> INPUT:
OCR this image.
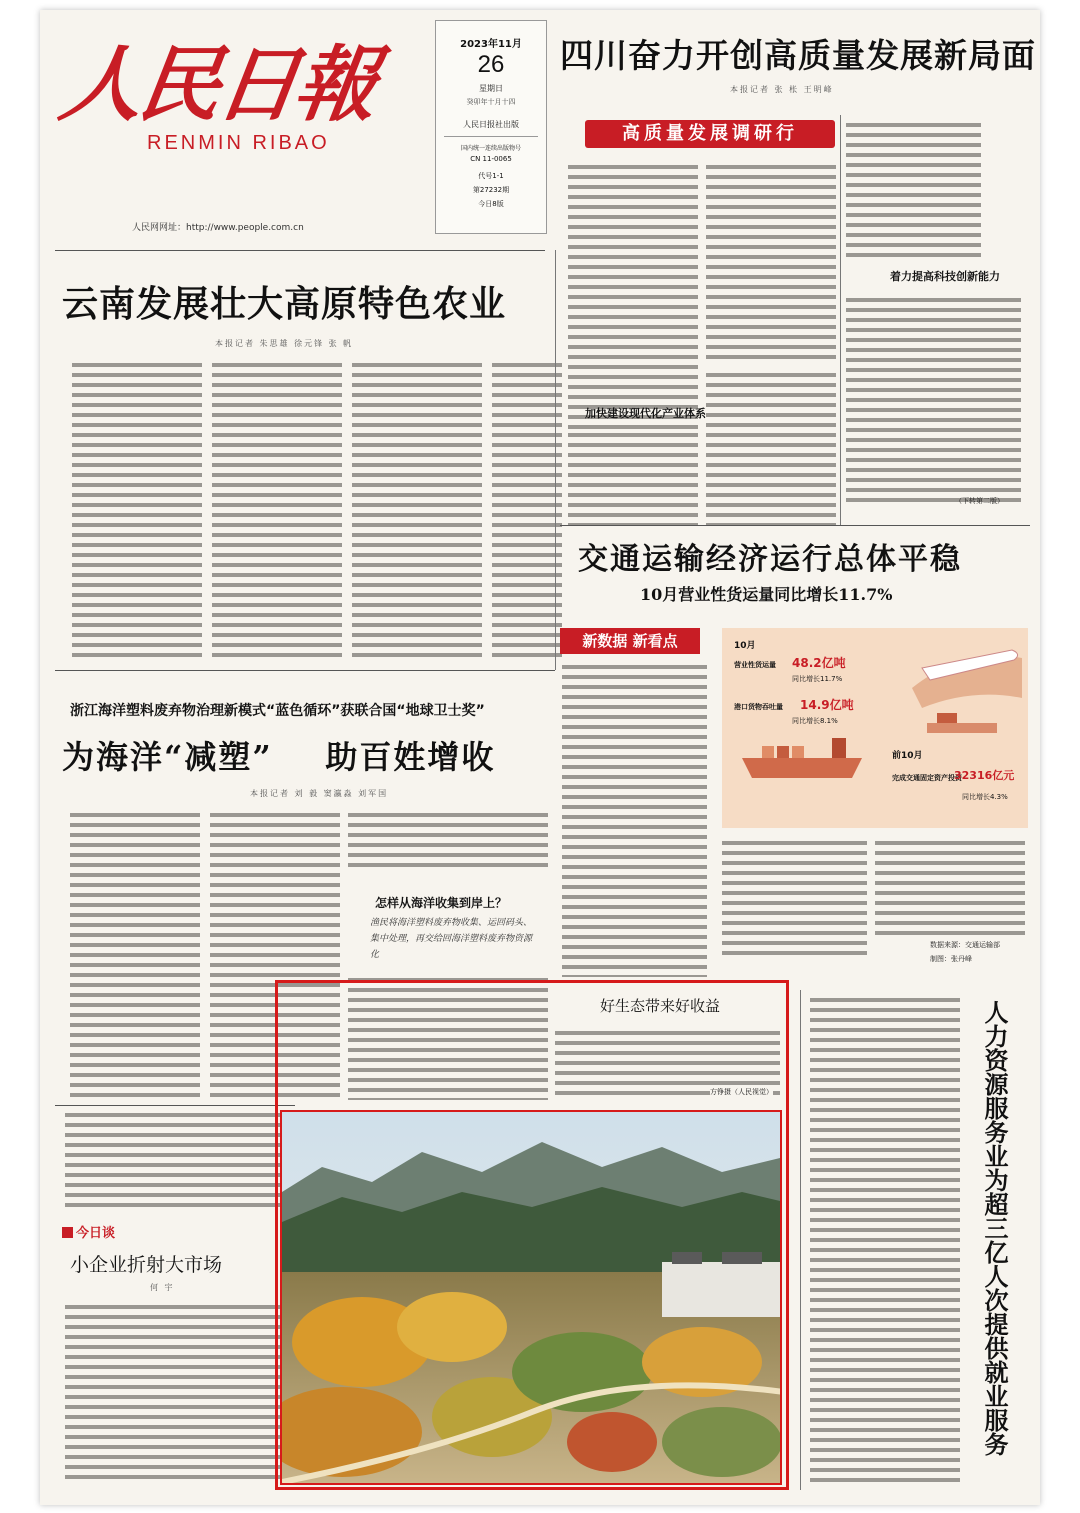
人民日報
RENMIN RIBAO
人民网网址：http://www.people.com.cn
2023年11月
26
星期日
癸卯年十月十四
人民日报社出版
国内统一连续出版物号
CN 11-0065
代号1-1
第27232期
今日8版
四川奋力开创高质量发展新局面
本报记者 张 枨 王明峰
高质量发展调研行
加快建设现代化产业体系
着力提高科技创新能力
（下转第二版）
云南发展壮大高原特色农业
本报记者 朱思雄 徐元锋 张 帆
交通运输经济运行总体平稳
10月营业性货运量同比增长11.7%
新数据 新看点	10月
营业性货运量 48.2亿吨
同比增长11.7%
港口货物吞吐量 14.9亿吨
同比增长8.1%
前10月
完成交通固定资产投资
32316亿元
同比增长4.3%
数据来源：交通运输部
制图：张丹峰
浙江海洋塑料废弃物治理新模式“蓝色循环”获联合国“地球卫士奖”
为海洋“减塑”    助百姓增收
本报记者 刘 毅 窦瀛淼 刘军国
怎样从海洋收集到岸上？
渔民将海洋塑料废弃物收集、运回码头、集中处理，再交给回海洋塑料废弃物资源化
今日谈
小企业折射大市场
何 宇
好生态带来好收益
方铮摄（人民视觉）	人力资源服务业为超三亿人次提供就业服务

> WHAT THE TASK REQUIRES: Quote all the lines above exactly as given. Do not include the pictures.

> RESPONSE TO THIS TASK:
OCR this image.
人民日報
RENMIN RIBAO
人民网网址：http://www.people.com.cn
2023年11月
26
星期日
癸卯年十月十四
人民日报社出版
国内统一连续出版物号
CN 11-0065
代号1-1
第27232期
今日8版
四川奋力开创高质量发展新局面
本报记者 张 枨 王明峰
高质量发展调研行
加快建设现代化产业体系
着力提高科技创新能力
（下转第二版）
云南发展壮大高原特色农业
本报记者 朱思雄 徐元锋 张 帆
交通运输经济运行总体平稳
10月营业性货运量同比增长11.7%
新数据 新看点	10月
营业性货运量 48.2亿吨
同比增长11.7%
港口货物吞吐量 14.9亿吨
同比增长8.1%
前10月
完成交通固定资产投资
32316亿元
同比增长4.3%
数据来源：交通运输部
制图：张丹峰
浙江海洋塑料废弃物治理新模式“蓝色循环”获联合国“地球卫士奖”
为海洋“减塑”    助百姓增收
本报记者 刘 毅 窦瀛淼 刘军国
怎样从海洋收集到岸上？
渔民将海洋塑料废弃物收集、运回码头、集中处理，再交给回海洋塑料废弃物资源化
今日谈
小企业折射大市场
何 宇
好生态带来好收益
方铮摄（人民视觉）	人力资源服务业为超三亿人次提供就业服务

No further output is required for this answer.